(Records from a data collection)
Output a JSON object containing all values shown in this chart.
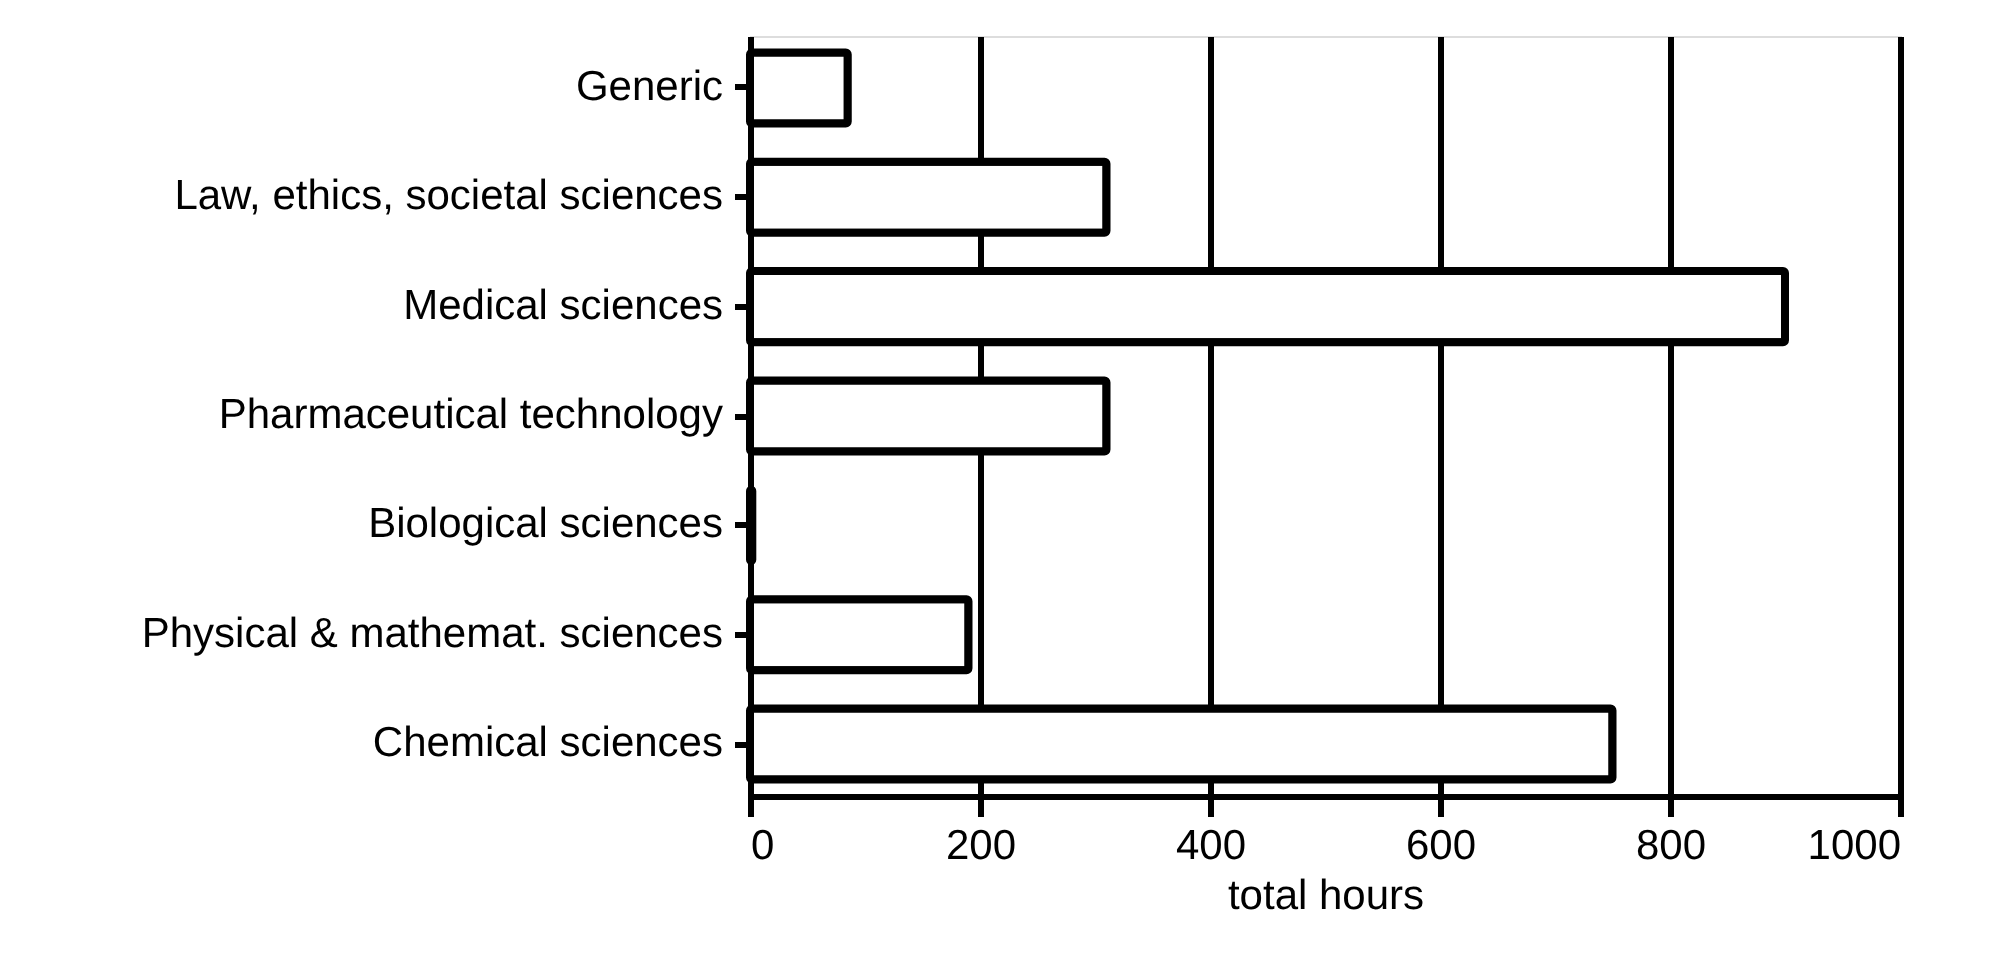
{
  "chart_data": {
    "type": "bar",
    "orientation": "horizontal",
    "categories": [
      "Generic",
      "Law, ethics, societal sciences",
      "Medical sciences",
      "Pharmaceutical technology",
      "Biological sciences",
      "Physical & mathemat. sciences",
      "Chemical sciences"
    ],
    "values": [
      85,
      310,
      900,
      310,
      2,
      190,
      750
    ],
    "color": "#ffffff",
    "xlabel": "total hours",
    "xlim": [
      0,
      1000
    ],
    "xticks": [
      0,
      200,
      400,
      600,
      800,
      1000
    ],
    "grid": "x"
  }
}
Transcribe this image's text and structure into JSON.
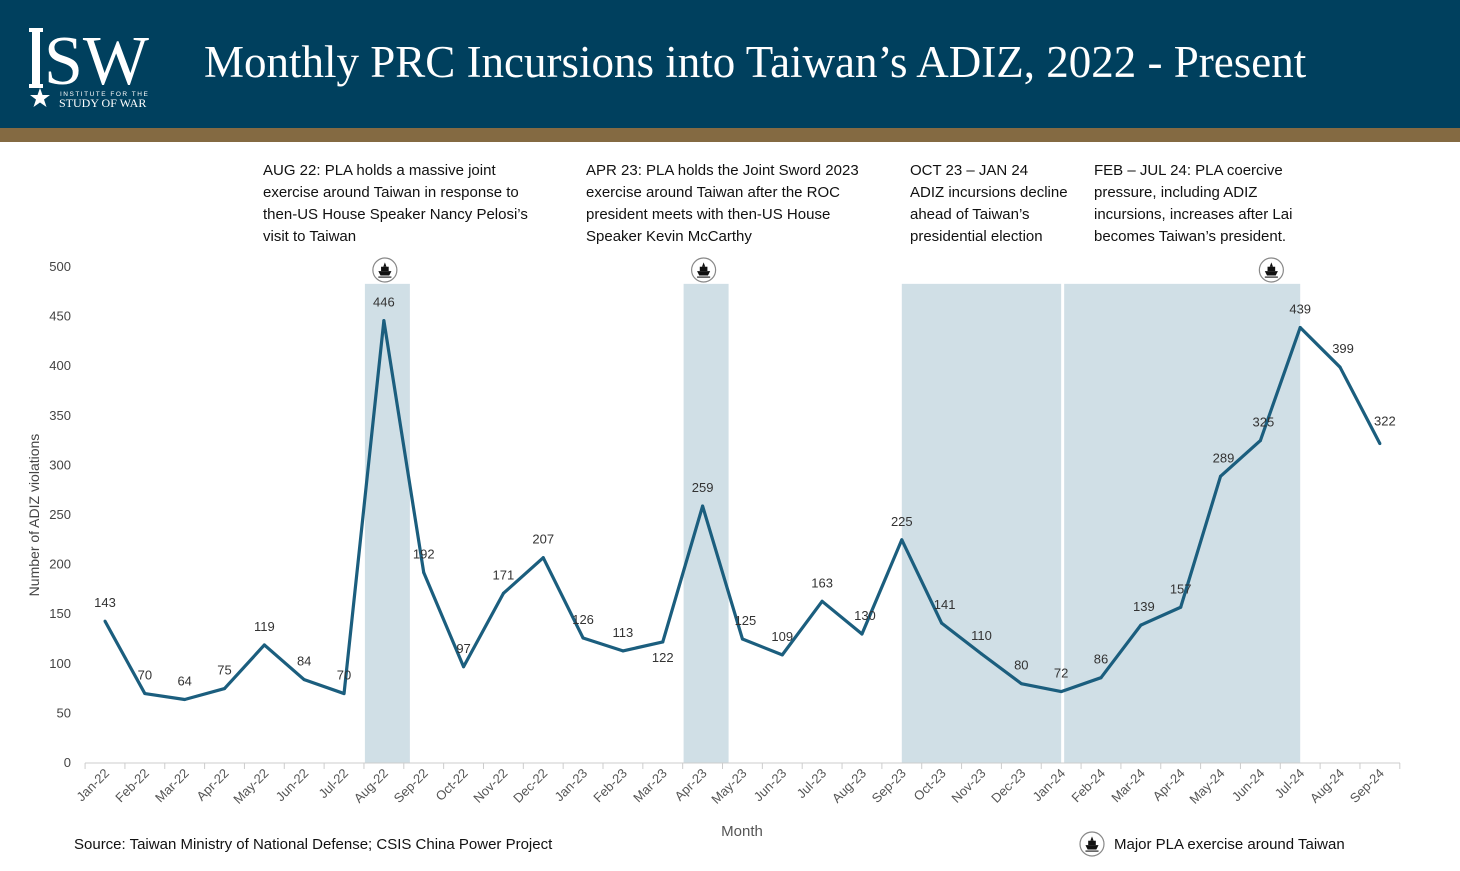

• YOUR OBJECTIVE: Without the pictures, restate each entry exactly.

• COMPLETED TASK:
Output a JSON object containing all values shown in this chart.
{
  "chart_data": {
    "type": "bar",
    "orientation": "horizontal",
    "categories": [
      "Generic",
      "Law, ethics, societal sciences",
      "Medical sciences",
      "Pharmaceutical technology",
      "Biological sciences",
      "Physical & mathemat. sciences",
      "Chemical sciences"
    ],
    "values": [
      85,
      310,
      900,
      310,
      2,
      190,
      750
    ],
    "color": "#ffffff",
    "xlabel": "total hours",
    "xlim": [
      0,
      1000
    ],
    "xticks": [
      0,
      200,
      400,
      600,
      800,
      1000
    ],
    "grid": "x"
  }
}
Transcribe this image's text and structure into JSON.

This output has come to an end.